## Input for this task:
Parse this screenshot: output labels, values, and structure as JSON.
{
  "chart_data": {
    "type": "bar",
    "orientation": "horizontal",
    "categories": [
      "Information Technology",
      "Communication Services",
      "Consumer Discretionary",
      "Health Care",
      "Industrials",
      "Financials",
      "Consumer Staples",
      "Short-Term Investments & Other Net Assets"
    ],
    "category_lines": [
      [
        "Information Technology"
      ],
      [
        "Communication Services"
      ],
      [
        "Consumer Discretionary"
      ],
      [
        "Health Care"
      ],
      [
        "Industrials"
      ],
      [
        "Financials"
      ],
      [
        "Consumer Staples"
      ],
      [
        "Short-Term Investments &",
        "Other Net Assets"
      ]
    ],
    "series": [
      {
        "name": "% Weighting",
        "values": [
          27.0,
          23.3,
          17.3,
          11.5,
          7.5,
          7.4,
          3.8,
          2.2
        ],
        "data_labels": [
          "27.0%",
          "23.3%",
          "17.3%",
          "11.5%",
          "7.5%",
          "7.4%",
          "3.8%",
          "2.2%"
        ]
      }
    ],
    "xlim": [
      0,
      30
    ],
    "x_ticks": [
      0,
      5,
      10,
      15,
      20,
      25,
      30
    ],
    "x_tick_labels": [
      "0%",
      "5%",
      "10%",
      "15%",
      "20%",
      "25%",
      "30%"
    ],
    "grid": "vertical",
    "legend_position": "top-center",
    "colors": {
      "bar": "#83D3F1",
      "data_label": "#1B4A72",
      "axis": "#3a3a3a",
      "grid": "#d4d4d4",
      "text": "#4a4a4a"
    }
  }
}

## Challenge:
Report the number of lines holding the string "Communication", without any other words.

## Task solution:
2